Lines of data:
▶
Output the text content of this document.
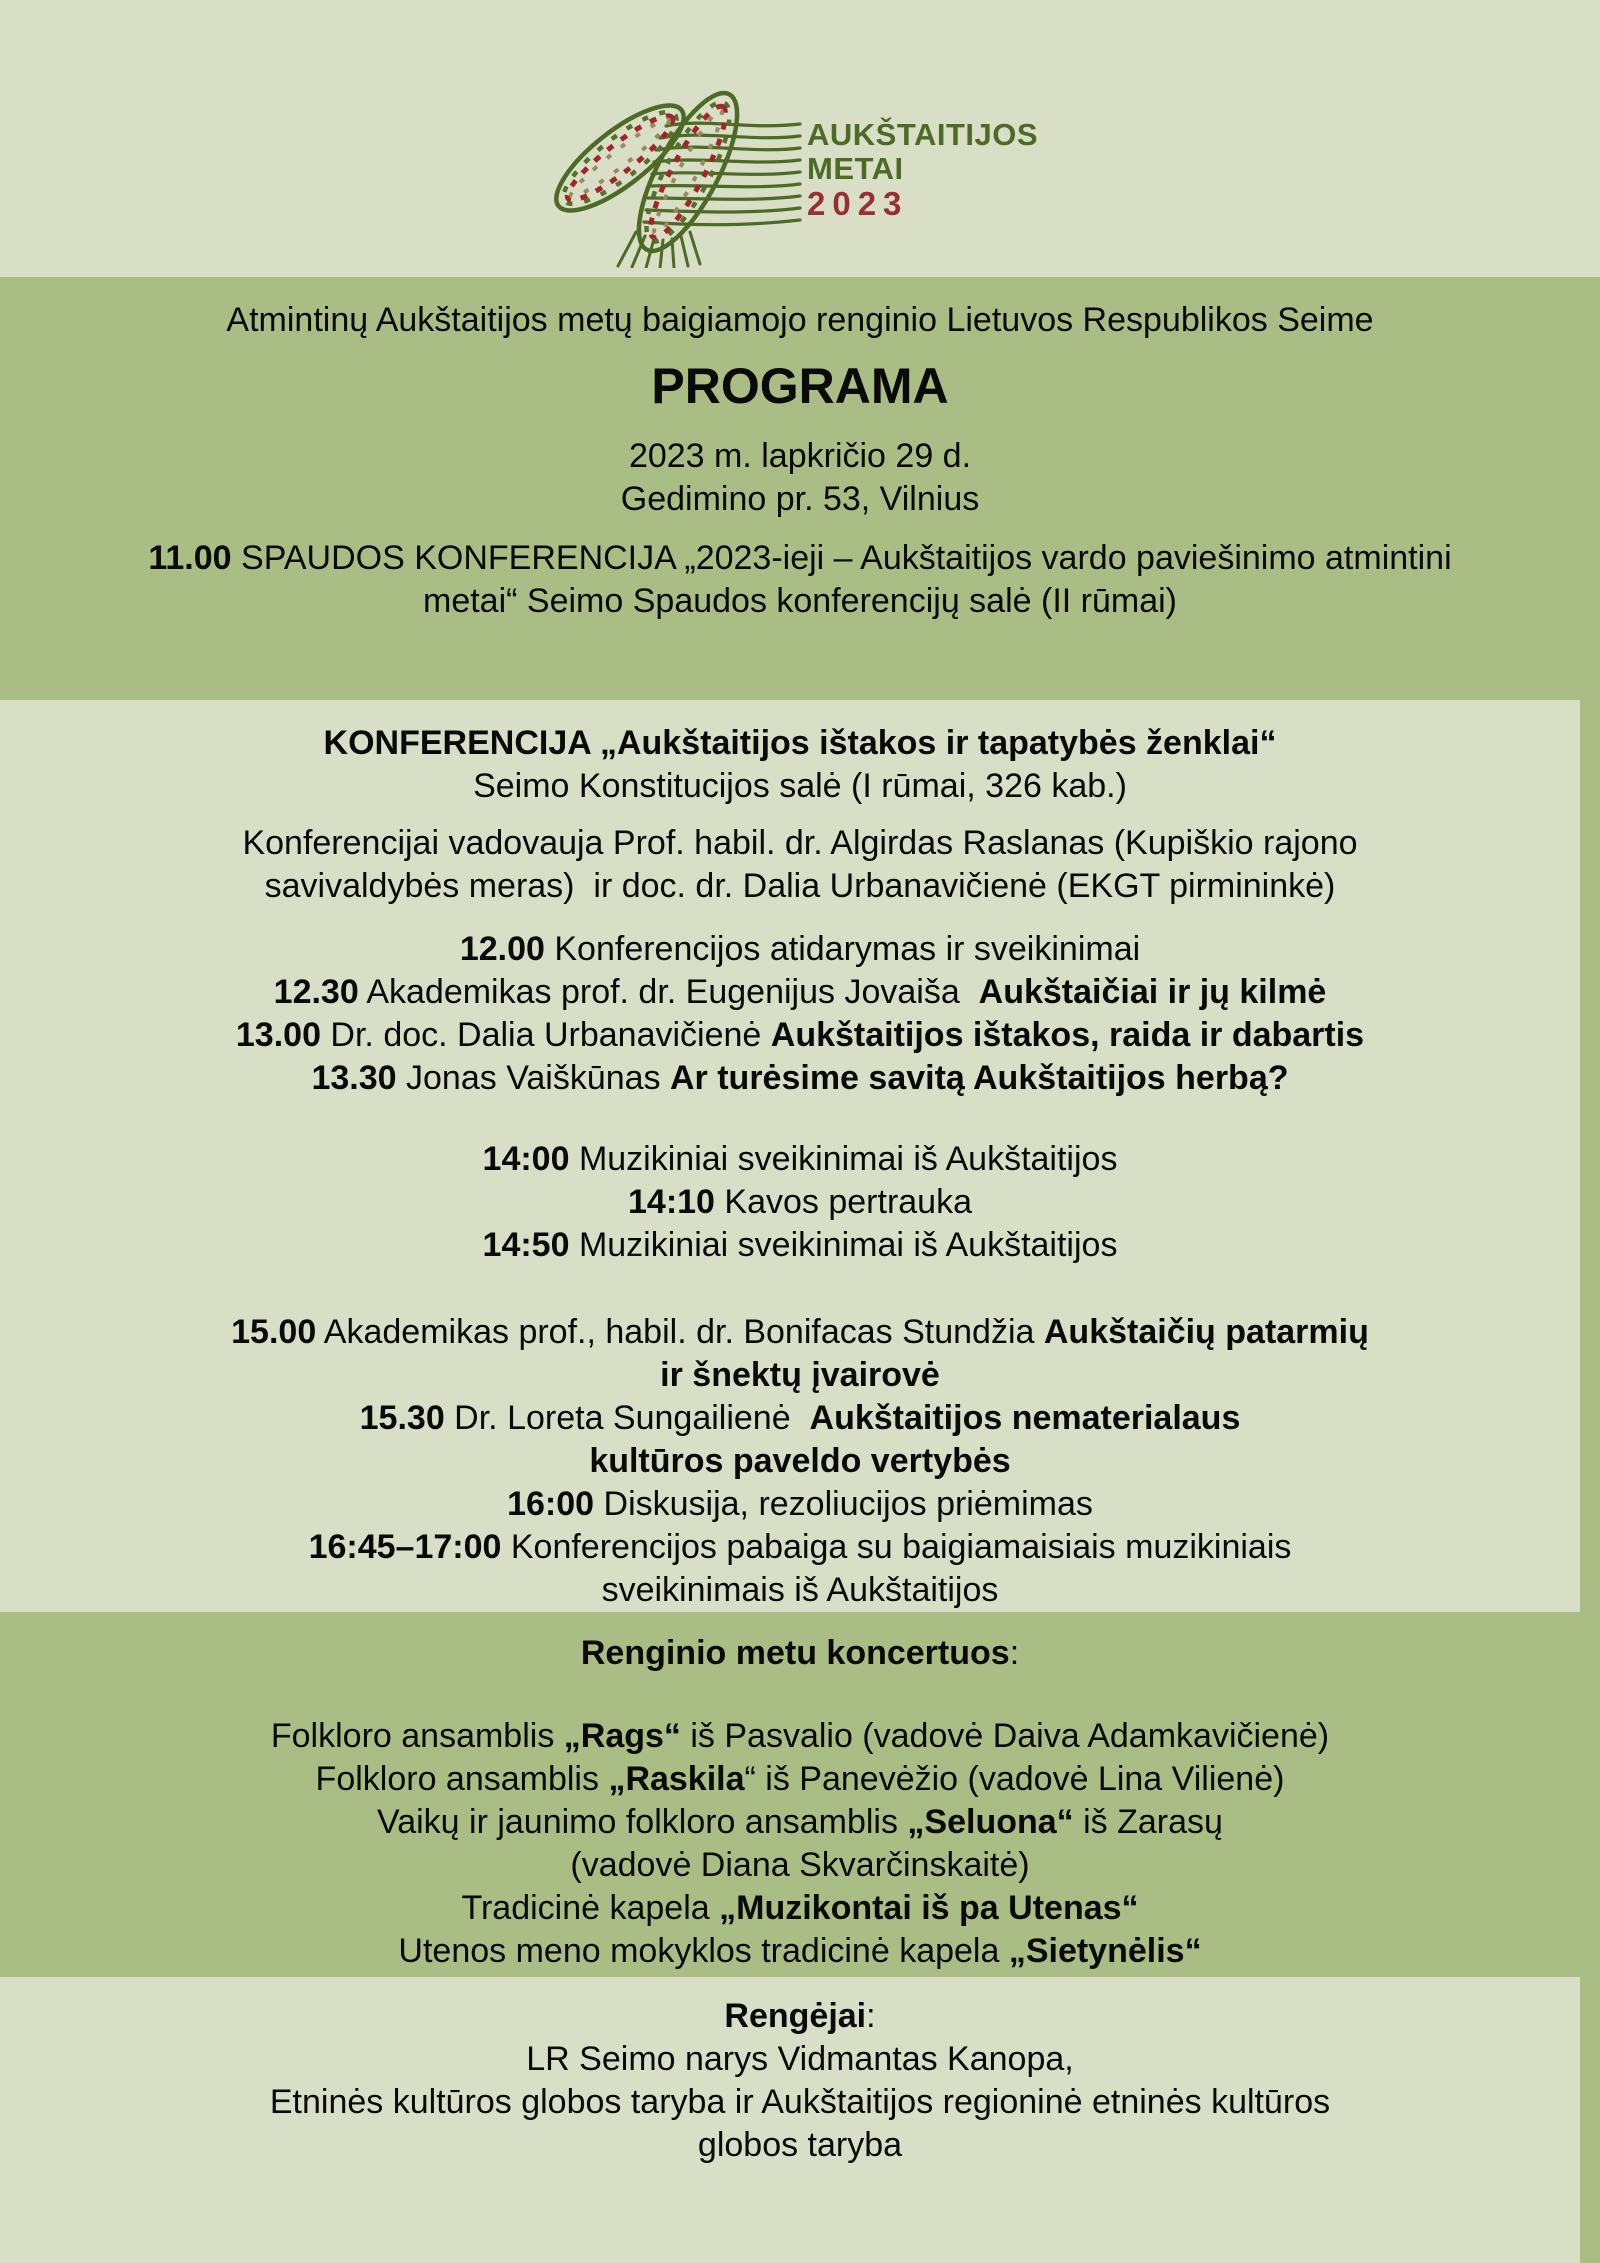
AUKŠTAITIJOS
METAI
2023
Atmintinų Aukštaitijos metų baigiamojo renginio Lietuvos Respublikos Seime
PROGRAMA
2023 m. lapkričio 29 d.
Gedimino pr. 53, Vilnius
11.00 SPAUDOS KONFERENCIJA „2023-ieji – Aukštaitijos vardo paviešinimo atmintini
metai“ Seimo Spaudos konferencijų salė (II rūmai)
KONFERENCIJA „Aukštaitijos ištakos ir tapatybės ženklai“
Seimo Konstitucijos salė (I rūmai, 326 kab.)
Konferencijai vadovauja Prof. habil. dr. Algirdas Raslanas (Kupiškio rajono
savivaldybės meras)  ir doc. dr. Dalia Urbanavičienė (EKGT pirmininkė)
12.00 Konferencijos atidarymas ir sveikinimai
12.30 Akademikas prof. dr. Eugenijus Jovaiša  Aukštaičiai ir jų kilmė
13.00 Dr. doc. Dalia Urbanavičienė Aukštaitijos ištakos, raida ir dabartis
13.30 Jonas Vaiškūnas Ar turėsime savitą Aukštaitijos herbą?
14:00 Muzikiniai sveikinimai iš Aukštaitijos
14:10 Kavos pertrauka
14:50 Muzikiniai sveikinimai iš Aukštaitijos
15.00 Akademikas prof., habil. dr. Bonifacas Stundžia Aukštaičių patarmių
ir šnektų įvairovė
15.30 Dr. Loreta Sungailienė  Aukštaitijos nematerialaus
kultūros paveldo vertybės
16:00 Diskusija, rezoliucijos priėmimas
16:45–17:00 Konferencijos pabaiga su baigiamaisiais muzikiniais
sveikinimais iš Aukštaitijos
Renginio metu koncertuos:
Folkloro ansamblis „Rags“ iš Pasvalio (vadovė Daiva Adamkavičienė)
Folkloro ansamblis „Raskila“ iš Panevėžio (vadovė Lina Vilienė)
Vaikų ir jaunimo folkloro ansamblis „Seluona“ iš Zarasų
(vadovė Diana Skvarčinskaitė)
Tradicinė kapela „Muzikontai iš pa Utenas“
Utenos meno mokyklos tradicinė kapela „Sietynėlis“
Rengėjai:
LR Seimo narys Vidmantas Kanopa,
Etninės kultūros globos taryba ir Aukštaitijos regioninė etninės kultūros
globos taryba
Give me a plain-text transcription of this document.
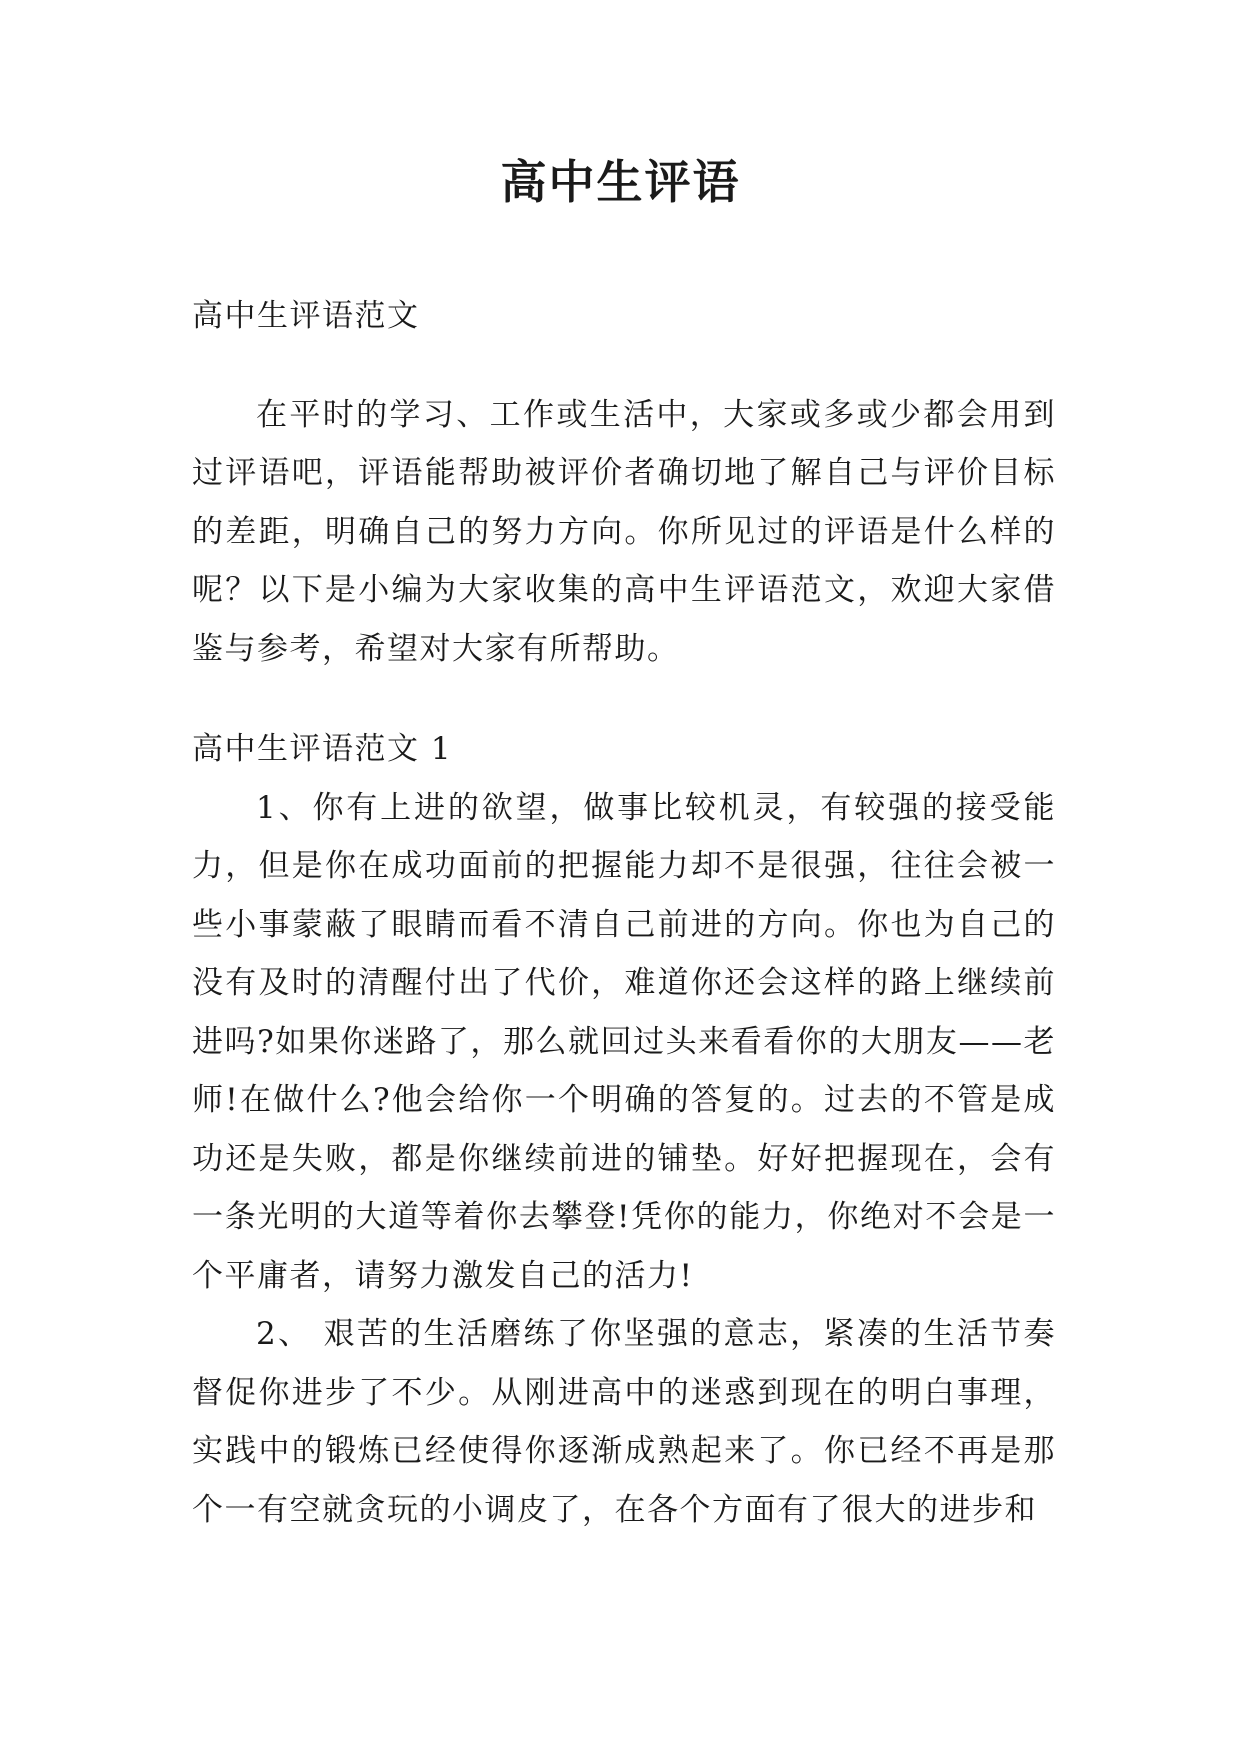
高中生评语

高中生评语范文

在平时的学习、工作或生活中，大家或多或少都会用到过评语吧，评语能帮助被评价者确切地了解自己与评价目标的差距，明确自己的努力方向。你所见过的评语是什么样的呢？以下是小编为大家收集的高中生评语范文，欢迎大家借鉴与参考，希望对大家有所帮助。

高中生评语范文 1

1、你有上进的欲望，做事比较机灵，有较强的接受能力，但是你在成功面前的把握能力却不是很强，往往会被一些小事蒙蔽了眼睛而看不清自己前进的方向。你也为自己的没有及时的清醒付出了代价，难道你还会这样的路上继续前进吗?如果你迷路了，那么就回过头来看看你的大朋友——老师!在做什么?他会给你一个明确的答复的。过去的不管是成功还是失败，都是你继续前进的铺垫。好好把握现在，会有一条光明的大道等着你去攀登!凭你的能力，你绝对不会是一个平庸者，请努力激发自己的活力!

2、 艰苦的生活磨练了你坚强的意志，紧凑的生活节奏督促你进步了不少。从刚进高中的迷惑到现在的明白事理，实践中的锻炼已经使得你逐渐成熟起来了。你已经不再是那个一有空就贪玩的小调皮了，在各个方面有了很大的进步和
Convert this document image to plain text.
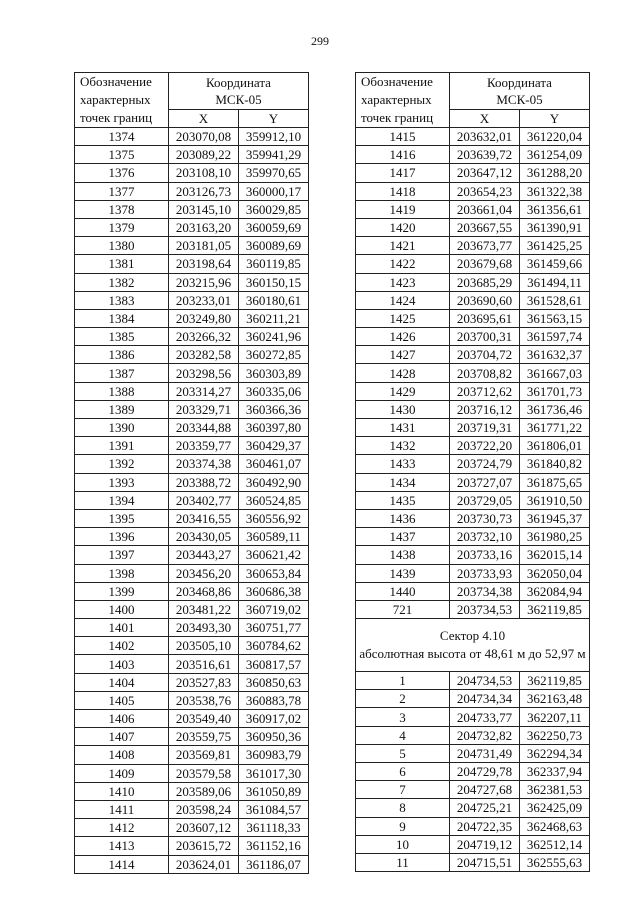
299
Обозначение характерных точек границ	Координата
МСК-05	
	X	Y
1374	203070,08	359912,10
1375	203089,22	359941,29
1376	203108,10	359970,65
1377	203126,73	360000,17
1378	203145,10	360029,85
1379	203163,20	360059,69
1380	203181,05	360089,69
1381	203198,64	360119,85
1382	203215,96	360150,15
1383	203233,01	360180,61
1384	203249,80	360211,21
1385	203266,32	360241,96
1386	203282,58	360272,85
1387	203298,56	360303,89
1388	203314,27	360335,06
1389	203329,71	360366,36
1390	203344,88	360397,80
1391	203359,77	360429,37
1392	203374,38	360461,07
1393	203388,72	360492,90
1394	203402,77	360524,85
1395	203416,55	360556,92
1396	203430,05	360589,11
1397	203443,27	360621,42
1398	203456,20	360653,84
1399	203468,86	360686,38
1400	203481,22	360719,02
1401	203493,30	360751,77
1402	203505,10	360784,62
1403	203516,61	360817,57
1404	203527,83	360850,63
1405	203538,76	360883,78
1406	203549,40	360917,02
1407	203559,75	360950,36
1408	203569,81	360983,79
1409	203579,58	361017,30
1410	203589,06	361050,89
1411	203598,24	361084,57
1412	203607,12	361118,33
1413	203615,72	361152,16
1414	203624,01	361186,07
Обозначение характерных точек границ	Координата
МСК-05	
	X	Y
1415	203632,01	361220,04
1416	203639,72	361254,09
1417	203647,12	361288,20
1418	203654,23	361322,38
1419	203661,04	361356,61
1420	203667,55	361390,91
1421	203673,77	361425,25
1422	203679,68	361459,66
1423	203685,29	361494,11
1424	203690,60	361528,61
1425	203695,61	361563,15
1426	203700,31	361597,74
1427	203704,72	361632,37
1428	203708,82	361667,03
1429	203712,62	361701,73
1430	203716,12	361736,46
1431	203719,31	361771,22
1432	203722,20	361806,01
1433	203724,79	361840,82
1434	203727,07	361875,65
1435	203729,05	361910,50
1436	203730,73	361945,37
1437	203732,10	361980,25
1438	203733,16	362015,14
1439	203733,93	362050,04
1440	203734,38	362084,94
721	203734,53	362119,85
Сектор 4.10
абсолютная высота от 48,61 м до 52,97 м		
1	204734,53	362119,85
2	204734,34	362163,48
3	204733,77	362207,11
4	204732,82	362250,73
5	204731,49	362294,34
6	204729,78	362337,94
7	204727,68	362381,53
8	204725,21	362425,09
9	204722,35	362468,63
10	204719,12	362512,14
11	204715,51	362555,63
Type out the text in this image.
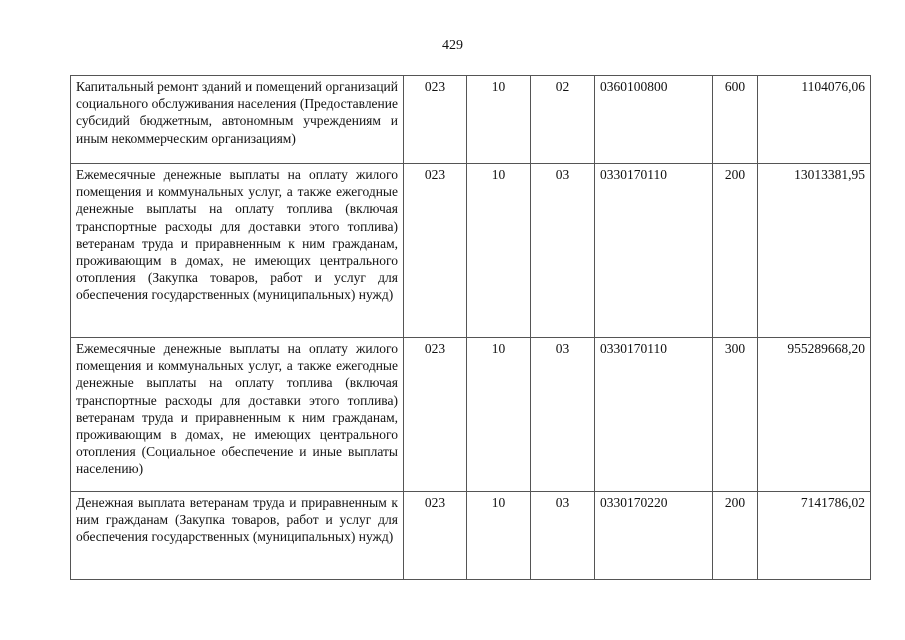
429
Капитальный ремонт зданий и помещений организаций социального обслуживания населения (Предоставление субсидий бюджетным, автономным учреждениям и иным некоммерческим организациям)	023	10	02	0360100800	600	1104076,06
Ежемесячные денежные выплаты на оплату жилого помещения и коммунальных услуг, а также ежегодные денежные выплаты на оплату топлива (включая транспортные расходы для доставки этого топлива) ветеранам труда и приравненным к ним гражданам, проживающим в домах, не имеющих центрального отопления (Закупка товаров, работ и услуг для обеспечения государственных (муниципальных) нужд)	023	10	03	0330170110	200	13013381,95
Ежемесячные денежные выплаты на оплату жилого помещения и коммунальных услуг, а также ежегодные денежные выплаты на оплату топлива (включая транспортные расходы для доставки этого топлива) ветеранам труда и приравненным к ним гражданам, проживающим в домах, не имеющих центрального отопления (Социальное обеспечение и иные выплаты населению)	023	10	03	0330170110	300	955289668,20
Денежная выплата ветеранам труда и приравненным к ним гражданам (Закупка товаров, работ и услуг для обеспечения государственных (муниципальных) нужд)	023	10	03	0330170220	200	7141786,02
◀
• _PROBLEM TO SOLVE_
Pick out the lines that include the word "жилого" and write them out.

• _SOLUTION TO THE PROBLEM_
Ежемесячные денежные выплаты на оплату жилого помещения и коммунальных услуг, а также ежегодные денежные выплаты на оплату топлива (включая транспортные расходы для доставки этого топлива) ветеранам труда и приравненным к ним гражданам, проживающим в домах, не имеющих центрального отопления (Закупка товаров, работ и услуг для обеспечения государственных (муниципальных) нужд)	023	10	03	0330170110	200	13013381,95
Ежемесячные денежные выплаты на оплату жилого помещения и коммунальных услуг, а также ежегодные денежные выплаты на оплату топлива (включая транспортные расходы для доставки этого топлива) ветеранам труда и приравненным к ним гражданам, проживающим в домах, не имеющих центрального отопления (Социальное обеспечение и иные выплаты населению)	023	10	03	0330170110	300	955289668,20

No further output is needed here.